Required task:
Filter the listing below, copying every line in which the word "name" appears.

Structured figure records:
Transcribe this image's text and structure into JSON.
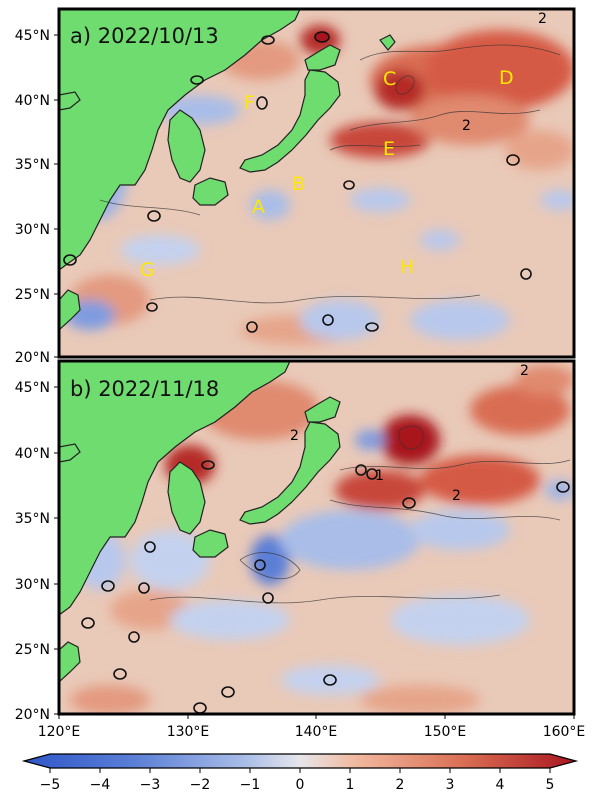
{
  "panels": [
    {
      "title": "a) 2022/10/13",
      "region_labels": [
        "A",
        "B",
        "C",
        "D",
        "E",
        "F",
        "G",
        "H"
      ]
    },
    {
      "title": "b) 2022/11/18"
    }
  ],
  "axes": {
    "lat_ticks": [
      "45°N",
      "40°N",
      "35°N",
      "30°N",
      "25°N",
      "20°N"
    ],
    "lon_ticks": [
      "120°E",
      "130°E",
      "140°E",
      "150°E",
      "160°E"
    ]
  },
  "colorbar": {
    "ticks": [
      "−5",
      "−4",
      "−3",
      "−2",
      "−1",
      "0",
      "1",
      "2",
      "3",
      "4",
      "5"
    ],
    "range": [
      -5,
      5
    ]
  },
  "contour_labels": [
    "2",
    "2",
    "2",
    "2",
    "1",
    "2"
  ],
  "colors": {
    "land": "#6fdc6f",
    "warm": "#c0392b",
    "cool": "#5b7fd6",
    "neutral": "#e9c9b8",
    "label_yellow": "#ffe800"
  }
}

* * *

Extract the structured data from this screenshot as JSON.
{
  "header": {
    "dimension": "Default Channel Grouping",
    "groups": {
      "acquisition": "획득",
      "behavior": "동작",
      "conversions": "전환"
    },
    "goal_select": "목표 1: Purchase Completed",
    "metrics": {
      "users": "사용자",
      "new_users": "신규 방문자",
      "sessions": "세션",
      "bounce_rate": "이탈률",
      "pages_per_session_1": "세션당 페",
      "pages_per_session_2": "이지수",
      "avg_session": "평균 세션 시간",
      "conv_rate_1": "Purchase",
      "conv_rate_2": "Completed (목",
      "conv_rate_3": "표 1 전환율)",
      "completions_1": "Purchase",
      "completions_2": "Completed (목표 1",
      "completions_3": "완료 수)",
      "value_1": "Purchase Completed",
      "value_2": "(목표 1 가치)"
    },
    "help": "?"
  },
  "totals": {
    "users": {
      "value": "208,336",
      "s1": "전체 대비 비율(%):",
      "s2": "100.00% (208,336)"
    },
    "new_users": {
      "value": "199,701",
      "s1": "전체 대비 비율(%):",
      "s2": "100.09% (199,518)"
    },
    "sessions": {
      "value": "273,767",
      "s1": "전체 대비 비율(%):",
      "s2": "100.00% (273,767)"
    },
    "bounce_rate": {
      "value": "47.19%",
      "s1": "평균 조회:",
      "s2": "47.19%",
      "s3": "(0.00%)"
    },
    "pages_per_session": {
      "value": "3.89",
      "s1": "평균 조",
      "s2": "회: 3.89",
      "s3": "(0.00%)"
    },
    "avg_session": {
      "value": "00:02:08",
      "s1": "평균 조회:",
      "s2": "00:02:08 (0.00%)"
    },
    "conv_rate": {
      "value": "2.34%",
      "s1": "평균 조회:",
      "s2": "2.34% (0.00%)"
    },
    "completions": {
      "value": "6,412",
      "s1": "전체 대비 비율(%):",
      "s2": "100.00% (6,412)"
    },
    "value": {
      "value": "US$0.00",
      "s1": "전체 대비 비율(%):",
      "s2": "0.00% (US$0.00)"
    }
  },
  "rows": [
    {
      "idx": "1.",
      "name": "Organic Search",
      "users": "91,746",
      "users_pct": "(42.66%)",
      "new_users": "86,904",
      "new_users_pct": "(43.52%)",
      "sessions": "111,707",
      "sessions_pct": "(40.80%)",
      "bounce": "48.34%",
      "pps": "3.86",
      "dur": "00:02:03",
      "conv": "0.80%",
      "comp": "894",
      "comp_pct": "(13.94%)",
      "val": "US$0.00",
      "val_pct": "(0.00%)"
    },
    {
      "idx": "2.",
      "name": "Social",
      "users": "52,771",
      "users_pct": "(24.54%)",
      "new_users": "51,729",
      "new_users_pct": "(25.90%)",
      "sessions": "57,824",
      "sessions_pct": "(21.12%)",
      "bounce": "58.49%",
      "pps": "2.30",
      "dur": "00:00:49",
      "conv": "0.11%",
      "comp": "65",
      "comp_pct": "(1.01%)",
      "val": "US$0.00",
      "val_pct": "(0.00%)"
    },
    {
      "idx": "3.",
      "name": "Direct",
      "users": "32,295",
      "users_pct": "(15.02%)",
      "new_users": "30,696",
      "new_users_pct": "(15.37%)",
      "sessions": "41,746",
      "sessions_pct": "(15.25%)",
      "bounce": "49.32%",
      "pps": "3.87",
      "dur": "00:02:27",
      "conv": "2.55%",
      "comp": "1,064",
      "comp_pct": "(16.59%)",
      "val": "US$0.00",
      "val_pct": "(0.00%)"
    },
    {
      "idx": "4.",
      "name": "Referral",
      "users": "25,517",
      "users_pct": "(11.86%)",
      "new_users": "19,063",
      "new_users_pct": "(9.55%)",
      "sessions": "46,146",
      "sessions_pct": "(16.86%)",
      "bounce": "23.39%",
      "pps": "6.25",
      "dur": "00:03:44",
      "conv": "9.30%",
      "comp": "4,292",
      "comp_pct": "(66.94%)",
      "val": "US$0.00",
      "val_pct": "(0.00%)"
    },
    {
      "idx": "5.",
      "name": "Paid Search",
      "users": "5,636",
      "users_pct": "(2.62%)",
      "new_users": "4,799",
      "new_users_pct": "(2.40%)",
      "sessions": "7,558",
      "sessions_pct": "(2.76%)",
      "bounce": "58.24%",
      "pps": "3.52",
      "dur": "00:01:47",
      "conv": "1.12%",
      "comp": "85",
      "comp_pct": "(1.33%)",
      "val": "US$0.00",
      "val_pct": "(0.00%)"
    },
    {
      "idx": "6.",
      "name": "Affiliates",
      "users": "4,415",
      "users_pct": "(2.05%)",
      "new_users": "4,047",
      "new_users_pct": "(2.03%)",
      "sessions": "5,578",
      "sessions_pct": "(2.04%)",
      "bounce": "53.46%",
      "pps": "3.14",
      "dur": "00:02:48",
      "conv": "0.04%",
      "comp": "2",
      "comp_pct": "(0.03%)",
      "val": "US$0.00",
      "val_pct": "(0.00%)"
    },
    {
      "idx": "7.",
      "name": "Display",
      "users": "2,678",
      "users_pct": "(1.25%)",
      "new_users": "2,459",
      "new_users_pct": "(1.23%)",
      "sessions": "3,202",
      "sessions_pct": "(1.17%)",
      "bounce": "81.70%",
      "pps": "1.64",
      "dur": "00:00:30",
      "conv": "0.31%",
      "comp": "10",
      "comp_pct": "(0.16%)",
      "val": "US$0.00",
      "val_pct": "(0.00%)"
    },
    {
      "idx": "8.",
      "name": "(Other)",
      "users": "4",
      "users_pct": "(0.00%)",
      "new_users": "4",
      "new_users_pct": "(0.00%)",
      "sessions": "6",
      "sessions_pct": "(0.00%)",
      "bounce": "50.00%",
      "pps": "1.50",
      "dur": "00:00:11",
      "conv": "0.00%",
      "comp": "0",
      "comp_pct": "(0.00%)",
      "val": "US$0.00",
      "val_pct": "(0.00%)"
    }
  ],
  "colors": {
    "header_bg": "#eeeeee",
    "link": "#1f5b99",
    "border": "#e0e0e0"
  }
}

Exercise output:
      "name": "Organic Search",
      "name": "Social",
      "name": "Direct",
      "name": "Referral",
      "name": "Paid Search",
      "name": "Affiliates",
      "name": "Display",
      "name": "(Other)",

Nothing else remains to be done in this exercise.